((

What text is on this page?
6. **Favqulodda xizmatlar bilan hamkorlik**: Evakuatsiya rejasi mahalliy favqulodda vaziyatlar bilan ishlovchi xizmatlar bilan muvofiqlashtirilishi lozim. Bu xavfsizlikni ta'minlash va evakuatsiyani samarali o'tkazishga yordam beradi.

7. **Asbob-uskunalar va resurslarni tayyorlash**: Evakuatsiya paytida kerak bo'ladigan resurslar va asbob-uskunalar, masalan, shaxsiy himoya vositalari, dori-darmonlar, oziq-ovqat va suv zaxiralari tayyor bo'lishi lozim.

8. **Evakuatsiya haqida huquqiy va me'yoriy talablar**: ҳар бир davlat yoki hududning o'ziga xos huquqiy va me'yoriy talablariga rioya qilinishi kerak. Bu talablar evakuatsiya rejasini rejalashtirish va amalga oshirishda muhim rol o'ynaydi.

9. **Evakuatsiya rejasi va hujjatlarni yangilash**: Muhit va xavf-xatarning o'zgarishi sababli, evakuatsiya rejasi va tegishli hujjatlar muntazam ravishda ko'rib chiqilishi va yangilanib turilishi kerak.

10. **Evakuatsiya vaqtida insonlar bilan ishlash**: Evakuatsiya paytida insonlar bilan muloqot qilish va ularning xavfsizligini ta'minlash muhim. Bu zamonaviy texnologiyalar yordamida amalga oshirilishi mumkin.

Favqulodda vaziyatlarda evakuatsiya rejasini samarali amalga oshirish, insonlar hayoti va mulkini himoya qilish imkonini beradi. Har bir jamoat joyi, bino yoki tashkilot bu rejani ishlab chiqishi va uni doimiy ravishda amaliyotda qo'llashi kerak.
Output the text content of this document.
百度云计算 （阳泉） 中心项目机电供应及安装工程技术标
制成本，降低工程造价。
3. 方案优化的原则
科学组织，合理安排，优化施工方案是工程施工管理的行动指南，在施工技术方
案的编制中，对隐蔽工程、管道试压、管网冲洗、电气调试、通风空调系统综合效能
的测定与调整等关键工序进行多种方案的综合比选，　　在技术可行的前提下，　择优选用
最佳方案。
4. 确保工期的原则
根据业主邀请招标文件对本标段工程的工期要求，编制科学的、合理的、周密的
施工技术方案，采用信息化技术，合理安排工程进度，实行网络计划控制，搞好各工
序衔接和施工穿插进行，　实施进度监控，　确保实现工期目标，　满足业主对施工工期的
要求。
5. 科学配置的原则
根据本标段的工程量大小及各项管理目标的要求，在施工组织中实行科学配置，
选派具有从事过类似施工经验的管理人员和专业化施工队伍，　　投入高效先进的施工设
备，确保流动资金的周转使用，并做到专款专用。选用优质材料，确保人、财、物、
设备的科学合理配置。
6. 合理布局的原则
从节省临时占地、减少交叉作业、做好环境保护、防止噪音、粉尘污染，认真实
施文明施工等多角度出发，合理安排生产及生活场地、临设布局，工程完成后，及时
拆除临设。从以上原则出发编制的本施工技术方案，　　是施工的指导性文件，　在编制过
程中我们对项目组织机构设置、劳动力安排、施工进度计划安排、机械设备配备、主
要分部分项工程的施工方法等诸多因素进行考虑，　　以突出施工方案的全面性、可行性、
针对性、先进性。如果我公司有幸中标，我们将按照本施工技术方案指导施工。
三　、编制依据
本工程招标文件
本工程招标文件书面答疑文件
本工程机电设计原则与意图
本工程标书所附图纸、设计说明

))

INSTRUCTIONS FOR THE TASK>
Copy out every line of the material above that mentions the word "rejasini".

SOLUTION TO THE EXERCISE>
8. **Evakuatsiya haqida huquqiy va me'yoriy talablar**: ҳар бир davlat yoki hududning o'ziga xos huquqiy va me'yoriy talablariga rioya qilinishi kerak. Bu talablar evakuatsiya rejasini rejalashtirish va amalga oshirishda muhim rol o'ynaydi.
Favqulodda vaziyatlarda evakuatsiya rejasini samarali amalga oshirish, insonlar hayoti va mulkini himoya qilish imkonini beradi. Har bir jamoat joyi, bino yoki tashkilot bu rejani ishlab chiqishi va uni doimiy ravishda amaliyotda qo'llashi kerak.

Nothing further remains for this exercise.